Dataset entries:
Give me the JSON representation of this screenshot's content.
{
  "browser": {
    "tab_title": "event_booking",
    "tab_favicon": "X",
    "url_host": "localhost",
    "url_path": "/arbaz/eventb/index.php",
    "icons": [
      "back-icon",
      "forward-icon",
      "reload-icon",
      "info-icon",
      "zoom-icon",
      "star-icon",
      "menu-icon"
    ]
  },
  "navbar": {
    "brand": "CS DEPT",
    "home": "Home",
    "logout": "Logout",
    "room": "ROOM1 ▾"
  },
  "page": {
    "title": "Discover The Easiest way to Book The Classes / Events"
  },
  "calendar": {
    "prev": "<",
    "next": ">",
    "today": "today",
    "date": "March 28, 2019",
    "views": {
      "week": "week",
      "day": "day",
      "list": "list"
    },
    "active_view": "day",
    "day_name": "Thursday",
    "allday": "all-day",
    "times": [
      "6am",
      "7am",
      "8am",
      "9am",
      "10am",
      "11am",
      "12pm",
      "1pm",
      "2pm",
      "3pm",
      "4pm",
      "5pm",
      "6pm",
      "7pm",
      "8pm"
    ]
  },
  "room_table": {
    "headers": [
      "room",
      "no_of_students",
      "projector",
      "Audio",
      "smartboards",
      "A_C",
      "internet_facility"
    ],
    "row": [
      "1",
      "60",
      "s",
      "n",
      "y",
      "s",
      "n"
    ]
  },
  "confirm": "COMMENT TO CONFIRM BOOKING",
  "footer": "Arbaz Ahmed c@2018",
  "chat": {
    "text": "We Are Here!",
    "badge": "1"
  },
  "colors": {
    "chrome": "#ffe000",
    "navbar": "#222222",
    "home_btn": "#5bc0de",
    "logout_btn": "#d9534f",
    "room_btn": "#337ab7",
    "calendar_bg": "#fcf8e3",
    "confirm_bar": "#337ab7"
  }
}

## EXERCISE PROMPT:
Take the material above and return all of it exactly.

## RESPONSE:
Give me the JSON representation of this screenshot's content.
{
  "browser": {
    "tab_title": "event_booking",
    "tab_favicon": "X",
    "url_host": "localhost",
    "url_path": "/arbaz/eventb/index.php",
    "icons": [
      "back-icon",
      "forward-icon",
      "reload-icon",
      "info-icon",
      "zoom-icon",
      "star-icon",
      "menu-icon"
    ]
  },
  "navbar": {
    "brand": "CS DEPT",
    "home": "Home",
    "logout": "Logout",
    "room": "ROOM1 ▾"
  },
  "page": {
    "title": "Discover The Easiest way to Book The Classes / Events"
  },
  "calendar": {
    "prev": "<",
    "next": ">",
    "today": "today",
    "date": "March 28, 2019",
    "views": {
      "week": "week",
      "day": "day",
      "list": "list"
    },
    "active_view": "day",
    "day_name": "Thursday",
    "allday": "all-day",
    "times": [
      "6am",
      "7am",
      "8am",
      "9am",
      "10am",
      "11am",
      "12pm",
      "1pm",
      "2pm",
      "3pm",
      "4pm",
      "5pm",
      "6pm",
      "7pm",
      "8pm"
    ]
  },
  "room_table": {
    "headers": [
      "room",
      "no_of_students",
      "projector",
      "Audio",
      "smartboards",
      "A_C",
      "internet_facility"
    ],
    "row": [
      "1",
      "60",
      "s",
      "n",
      "y",
      "s",
      "n"
    ]
  },
  "confirm": "COMMENT TO CONFIRM BOOKING",
  "footer": "Arbaz Ahmed c@2018",
  "chat": {
    "text": "We Are Here!",
    "badge": "1"
  },
  "colors": {
    "chrome": "#ffe000",
    "navbar": "#222222",
    "home_btn": "#5bc0de",
    "logout_btn": "#d9534f",
    "room_btn": "#337ab7",
    "calendar_bg": "#fcf8e3",
    "confirm_bar": "#337ab7"
  }
}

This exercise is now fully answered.